--- Start of SELECTED PASSAGE ---

This design system was developed for a contract and legal requests management platform. Linte, the company that created the product is a startup, a lawtech, which had a strong product culture.

Creating a design system for the product came from the need to make the work of designers and developers more consistent and agile. Before creating the design system, Linte already counted with a style guide.

We affectionately call it System of a Linte, in a humorous reference to the band System of a Down.

The obstacles on this project involved team time as we had to learn how to make the design system and build it while working on feature development.

My role

I facilitated a dynamic to start the project, planned a research with stakeholders, created guidelines and components, redesigned old components and I was one of the guardians of the design system!

All these stages had the essential participation of the team, mainly designers and front-end developers.

Discovery

How should we start a design system?



Starting the Design System

I moderated a workshop to start the project, with one more designer and a frontend developer, following the framework Picking Parts, Products & People, by Nathan Curtis.

The most discussed points were about which components should we do first, how far would we go at first and risks and limitations of the project.


the image shows a list of components and the votes - colored dots - of the team.

--- End of SELECTED PASSAGE ---
--- Start of PROVIDED RECORDS ---

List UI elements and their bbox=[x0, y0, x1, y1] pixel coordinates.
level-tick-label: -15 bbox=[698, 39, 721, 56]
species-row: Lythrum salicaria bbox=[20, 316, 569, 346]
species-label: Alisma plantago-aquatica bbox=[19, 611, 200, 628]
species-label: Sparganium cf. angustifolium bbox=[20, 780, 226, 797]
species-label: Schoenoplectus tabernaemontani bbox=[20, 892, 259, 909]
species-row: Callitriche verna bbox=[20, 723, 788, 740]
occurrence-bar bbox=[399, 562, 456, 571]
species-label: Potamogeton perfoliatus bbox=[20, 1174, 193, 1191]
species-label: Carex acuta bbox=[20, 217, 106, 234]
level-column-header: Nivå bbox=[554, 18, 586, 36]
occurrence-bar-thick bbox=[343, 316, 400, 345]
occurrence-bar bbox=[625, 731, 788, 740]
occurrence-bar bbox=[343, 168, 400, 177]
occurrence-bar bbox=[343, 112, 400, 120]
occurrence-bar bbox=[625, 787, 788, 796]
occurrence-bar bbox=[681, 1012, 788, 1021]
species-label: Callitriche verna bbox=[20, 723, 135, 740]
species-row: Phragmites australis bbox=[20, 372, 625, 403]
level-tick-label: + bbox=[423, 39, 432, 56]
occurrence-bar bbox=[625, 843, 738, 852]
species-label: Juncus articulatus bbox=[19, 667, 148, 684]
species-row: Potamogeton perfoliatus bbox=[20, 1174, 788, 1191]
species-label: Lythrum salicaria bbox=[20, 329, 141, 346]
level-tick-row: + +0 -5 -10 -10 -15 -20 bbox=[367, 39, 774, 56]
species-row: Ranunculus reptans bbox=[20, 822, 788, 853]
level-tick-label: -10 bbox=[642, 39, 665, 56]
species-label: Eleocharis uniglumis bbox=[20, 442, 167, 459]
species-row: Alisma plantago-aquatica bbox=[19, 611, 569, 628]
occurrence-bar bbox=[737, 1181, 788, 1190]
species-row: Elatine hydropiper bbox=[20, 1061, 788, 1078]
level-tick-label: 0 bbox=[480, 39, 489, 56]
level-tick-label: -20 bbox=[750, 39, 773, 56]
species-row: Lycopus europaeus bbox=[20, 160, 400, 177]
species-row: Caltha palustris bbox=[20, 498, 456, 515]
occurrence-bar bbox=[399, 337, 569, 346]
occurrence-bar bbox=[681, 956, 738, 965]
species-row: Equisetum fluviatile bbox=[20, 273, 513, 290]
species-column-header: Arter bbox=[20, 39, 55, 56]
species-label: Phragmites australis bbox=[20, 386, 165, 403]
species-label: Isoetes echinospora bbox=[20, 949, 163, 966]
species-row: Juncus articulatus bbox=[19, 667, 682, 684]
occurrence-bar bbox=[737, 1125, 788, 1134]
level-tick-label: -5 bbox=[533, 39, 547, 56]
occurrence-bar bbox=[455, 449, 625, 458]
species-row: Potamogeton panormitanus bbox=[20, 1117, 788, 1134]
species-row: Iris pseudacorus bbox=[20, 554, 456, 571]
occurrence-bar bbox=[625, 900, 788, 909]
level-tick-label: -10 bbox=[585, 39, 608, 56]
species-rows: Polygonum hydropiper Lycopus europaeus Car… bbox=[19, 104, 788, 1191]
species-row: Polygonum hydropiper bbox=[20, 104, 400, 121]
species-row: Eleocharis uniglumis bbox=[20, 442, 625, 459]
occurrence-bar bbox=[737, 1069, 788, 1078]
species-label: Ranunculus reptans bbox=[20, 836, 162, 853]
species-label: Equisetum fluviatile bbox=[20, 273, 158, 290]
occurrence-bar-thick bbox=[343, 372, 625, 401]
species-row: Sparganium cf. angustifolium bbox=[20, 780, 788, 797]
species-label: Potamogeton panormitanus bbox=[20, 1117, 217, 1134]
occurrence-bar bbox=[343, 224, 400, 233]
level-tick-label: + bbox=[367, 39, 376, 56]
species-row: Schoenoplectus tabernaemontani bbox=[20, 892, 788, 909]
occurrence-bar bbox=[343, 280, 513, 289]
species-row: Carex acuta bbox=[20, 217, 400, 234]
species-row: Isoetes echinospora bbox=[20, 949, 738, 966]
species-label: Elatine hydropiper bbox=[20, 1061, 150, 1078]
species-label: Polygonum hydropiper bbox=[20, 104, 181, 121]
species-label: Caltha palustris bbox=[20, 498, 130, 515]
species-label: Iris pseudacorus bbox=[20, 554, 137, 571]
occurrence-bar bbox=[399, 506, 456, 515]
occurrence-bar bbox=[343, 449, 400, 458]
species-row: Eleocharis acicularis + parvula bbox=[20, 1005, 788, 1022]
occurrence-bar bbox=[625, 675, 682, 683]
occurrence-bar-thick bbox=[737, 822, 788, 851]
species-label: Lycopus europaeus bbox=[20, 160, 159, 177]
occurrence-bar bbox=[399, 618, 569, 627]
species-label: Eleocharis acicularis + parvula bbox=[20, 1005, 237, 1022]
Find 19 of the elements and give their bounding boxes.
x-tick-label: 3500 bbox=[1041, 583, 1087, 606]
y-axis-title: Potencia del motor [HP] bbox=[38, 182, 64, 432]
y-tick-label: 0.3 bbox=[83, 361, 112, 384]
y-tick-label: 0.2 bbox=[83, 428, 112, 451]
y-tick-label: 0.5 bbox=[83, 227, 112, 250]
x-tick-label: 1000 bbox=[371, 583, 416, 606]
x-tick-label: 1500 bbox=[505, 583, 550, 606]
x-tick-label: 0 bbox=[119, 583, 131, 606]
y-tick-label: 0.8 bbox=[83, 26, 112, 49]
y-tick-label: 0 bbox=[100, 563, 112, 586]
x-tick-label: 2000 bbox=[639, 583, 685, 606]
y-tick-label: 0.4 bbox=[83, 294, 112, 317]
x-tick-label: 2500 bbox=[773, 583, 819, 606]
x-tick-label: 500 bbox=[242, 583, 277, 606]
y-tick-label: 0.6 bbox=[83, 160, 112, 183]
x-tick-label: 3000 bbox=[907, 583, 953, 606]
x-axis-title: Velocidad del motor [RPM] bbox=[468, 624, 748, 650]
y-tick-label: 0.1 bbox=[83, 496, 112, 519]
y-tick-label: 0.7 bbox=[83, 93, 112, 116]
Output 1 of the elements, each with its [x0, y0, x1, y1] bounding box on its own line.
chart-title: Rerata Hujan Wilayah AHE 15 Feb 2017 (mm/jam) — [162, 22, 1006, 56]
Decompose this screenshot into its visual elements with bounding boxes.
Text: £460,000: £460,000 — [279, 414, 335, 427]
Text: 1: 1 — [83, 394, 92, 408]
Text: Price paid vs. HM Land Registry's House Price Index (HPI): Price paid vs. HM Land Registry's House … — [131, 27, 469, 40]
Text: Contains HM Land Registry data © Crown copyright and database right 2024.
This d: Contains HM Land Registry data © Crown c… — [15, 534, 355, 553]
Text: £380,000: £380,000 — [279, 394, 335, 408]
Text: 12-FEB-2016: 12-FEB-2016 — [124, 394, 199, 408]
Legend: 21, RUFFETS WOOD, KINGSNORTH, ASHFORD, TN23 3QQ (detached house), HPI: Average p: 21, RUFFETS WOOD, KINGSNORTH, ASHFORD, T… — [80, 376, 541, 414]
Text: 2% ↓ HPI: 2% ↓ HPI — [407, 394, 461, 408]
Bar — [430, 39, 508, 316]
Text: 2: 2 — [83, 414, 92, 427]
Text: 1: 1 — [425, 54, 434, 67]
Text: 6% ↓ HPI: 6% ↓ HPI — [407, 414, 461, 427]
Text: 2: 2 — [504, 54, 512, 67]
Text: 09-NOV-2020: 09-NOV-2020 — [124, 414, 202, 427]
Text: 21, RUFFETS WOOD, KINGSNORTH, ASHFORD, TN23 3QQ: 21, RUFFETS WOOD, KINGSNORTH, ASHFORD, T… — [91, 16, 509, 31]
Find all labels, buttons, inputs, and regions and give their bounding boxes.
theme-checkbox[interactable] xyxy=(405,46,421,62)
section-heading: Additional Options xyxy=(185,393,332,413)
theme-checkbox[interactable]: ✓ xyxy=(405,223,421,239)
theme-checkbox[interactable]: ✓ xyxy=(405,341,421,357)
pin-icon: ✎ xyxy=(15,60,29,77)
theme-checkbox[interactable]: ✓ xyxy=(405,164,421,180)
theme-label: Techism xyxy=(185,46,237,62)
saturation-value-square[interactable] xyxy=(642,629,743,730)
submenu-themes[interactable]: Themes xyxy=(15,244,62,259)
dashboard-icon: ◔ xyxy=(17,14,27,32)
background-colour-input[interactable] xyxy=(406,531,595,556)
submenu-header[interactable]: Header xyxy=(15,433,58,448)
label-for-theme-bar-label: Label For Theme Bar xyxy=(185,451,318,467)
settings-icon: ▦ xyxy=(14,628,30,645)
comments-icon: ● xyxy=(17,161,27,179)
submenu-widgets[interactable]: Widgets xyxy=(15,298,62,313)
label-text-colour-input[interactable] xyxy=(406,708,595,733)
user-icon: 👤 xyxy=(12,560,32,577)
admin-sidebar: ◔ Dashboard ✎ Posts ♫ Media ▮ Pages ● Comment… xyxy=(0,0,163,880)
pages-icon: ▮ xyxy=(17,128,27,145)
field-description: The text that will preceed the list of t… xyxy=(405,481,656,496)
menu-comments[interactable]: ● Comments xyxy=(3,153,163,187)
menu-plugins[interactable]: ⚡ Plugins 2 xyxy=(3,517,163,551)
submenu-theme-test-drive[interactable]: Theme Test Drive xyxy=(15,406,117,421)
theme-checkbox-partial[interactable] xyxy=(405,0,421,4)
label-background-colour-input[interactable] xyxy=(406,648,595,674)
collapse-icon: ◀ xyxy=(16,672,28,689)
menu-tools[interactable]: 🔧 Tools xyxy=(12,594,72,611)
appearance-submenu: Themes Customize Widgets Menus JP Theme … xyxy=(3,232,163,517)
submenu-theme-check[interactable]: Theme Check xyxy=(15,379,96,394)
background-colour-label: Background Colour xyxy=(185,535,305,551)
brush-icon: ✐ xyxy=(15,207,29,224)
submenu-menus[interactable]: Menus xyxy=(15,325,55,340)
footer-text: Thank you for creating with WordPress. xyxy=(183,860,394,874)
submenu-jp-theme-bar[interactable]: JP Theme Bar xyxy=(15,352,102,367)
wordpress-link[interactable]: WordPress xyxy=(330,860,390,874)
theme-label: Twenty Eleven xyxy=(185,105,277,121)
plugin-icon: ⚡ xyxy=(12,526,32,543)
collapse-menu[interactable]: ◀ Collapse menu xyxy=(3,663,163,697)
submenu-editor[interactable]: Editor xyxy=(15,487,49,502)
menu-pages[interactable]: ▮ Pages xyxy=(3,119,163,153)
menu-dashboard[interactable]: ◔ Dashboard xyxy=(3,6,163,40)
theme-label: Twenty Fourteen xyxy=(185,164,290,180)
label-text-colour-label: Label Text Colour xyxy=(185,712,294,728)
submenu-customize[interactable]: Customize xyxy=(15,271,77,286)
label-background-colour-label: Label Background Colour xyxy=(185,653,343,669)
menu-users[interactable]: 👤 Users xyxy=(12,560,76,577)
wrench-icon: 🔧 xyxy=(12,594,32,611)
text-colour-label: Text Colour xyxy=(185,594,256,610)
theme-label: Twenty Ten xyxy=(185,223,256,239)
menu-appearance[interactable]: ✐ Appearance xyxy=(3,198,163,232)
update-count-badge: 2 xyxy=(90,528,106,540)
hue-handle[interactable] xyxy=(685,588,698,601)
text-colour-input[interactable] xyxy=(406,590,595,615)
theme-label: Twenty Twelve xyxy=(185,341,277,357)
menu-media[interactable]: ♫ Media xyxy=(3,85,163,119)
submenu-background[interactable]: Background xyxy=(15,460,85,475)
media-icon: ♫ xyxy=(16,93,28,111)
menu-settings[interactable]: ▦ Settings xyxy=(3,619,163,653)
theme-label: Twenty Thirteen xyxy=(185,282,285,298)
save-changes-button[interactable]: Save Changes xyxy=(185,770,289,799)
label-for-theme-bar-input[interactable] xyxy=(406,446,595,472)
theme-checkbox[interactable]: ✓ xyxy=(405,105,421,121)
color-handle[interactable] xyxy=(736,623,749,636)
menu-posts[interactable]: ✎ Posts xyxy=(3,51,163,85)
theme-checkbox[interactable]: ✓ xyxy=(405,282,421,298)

--- End of PROVIDED RECORDS ---

**GIVEN EXERCISE 1**
From the design system case study, quote the part that opens with the words containing "How should we" and closes with "of the team.".
**GIVEN EXERCISE 2**
List each thing the writer says they did in the design system case study's "My role" section.

**FULL ANSWER 1**
How should we start a design system?



Starting the Design System

I moderated a workshop to start the project, with one more designer and a frontend developer, following the framework Picking Parts, Products & People, by Nathan Curtis.

The most discussed points were about which components should we do first, how far would we go at first and risks and limitations of the project.


the image shows a list of components and the votes - colored dots - of the team.

**FULL ANSWER 2**
- Facilitated a dynamic to start the project
- Planned a research with stakeholders
- Created guidelines and components
- Redesigned old components
- Was one of the guardians of the design system